** Start ENTRIES **

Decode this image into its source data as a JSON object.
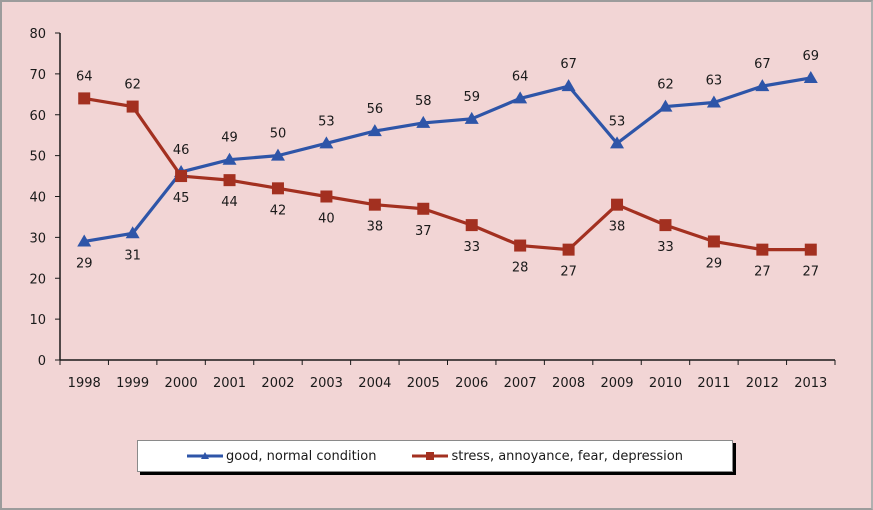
{
  "chart_data": {
    "type": "line",
    "title": "",
    "xlabel": "",
    "ylabel": "",
    "categories": [
      "1998",
      "1999",
      "2000",
      "2001",
      "2002",
      "2003",
      "2004",
      "2005",
      "2006",
      "2007",
      "2008",
      "2009",
      "2010",
      "2011",
      "2012",
      "2013"
    ],
    "ylim": [
      0,
      80
    ],
    "yticks": [
      0,
      10,
      20,
      30,
      40,
      50,
      60,
      70,
      80
    ],
    "yticks_labels": [
      "0",
      "10",
      "20",
      "30",
      "40",
      "50",
      "60",
      "70",
      "80"
    ],
    "grid": false,
    "legend_position": "bottom",
    "series": [
      {
        "name": "good, normal condition",
        "color": "#2e55a8",
        "marker": "triangle",
        "values": [
          29,
          31,
          46,
          49,
          50,
          53,
          56,
          58,
          59,
          64,
          67,
          53,
          62,
          63,
          67,
          69
        ],
        "labels": [
          "29",
          "31",
          "46",
          "49",
          "50",
          "53",
          "56",
          "58",
          "59",
          "64",
          "67",
          "53",
          "62",
          "63",
          "67",
          "69"
        ]
      },
      {
        "name": "stress, annoyance, fear, depression",
        "color": "#a33020",
        "marker": "square",
        "values": [
          64,
          62,
          45,
          44,
          42,
          40,
          38,
          37,
          33,
          28,
          27,
          38,
          33,
          29,
          27,
          27
        ],
        "labels": [
          "64",
          "62",
          "45",
          "44",
          "42",
          "40",
          "38",
          "37",
          "33",
          "28",
          "27",
          "38",
          "33",
          "29",
          "27",
          "27"
        ]
      }
    ]
  },
  "colors": {
    "background": "#f2d5d5",
    "axis": "#1a1a1a"
  }
}
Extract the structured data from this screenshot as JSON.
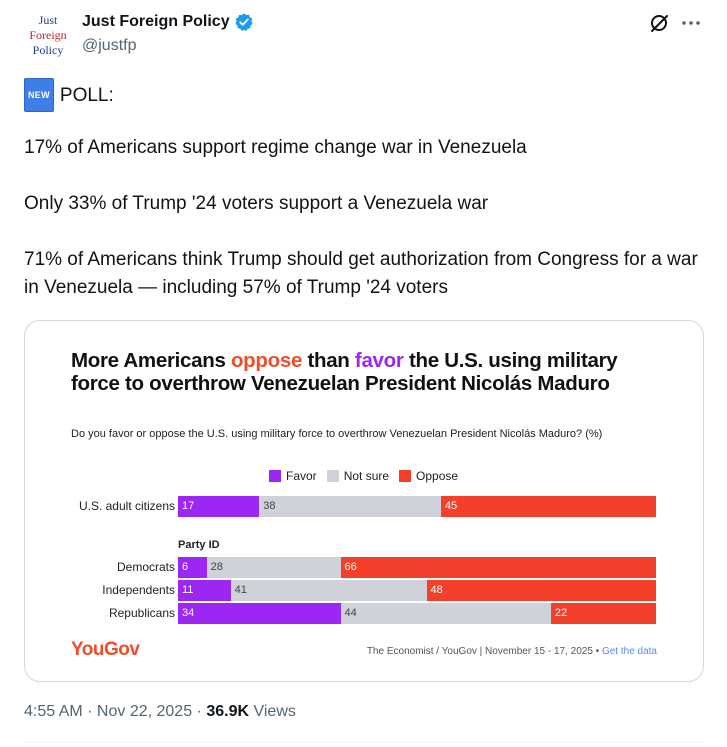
{
  "tweet": {
    "display_name": "Just Foreign Policy",
    "handle": "@justfp",
    "avatar_text": [
      "Just",
      "Foreign",
      "Policy"
    ],
    "new_badge": "NEW",
    "poll_label": "POLL:",
    "lines": [
      "17% of Americans support regime change war in Venezuela",
      "Only 33% of Trump '24 voters support a Venezuela war",
      "71% of Americans think Trump should get authorization from Congress for a war in Venezuela — including 57% of Trump '24 voters"
    ],
    "timestamp": "4:55 AM · Nov 22, 2025 · ",
    "views_count": "36.9K",
    "views_label": " Views",
    "icons": {
      "verified": "verified-badge-icon",
      "grok": "grok-icon",
      "more": "more-icon"
    }
  },
  "chart_data": {
    "type": "bar",
    "stacked": true,
    "orientation": "horizontal",
    "title_parts": [
      "More Americans ",
      "oppose",
      " than ",
      "favor",
      " the U.S. using military force to overthrow Venezuelan President Nicolás Maduro"
    ],
    "subtitle": "Do you favor or oppose the U.S. using military force to overthrow Venezuelan President Nicolás Maduro? (%)",
    "legend": [
      "Favor",
      "Not sure",
      "Oppose"
    ],
    "colors": {
      "favor": "#9c27f2",
      "not_sure": "#cfd2db",
      "oppose": "#f43f2a"
    },
    "group_label": "Party ID",
    "categories": [
      "U.S. adult citizens",
      "Democrats",
      "Independents",
      "Republicans"
    ],
    "series": [
      {
        "name": "Favor",
        "values": [
          17,
          6,
          11,
          34
        ]
      },
      {
        "name": "Not sure",
        "values": [
          38,
          28,
          41,
          44
        ]
      },
      {
        "name": "Oppose",
        "values": [
          45,
          66,
          48,
          22
        ]
      }
    ],
    "brand": "YouGov",
    "source": "The Economist / YouGov | November 15 - 17, 2025 • ",
    "source_link": "Get the data"
  }
}
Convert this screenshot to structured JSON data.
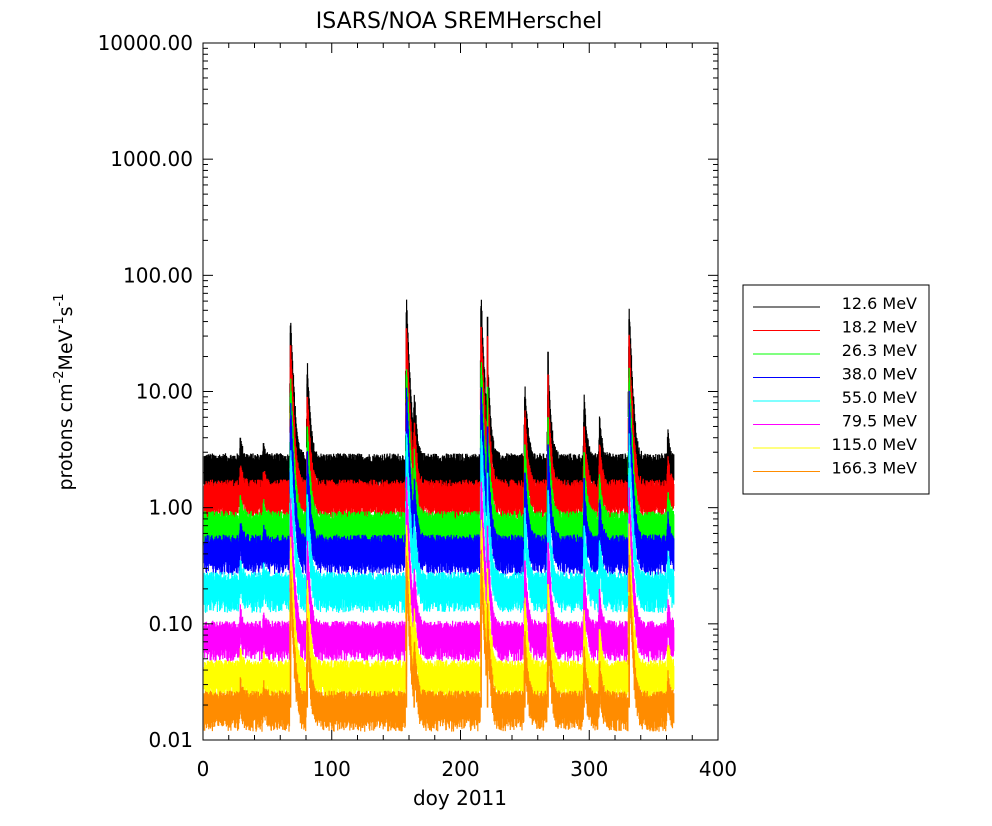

** End ENTRIES **

◆ **AIM OF THE TASK**: Identify every line where the string "overthrow" appears.

◆ **WRITTEN RESPONSE**:
      " the U.S. using military force to overthrow Venezuelan President Nicolás Maduro"
    "subtitle": "Do you favor or oppose the U.S. using military force to overthrow Venezuelan President Nicolás Maduro? (%)",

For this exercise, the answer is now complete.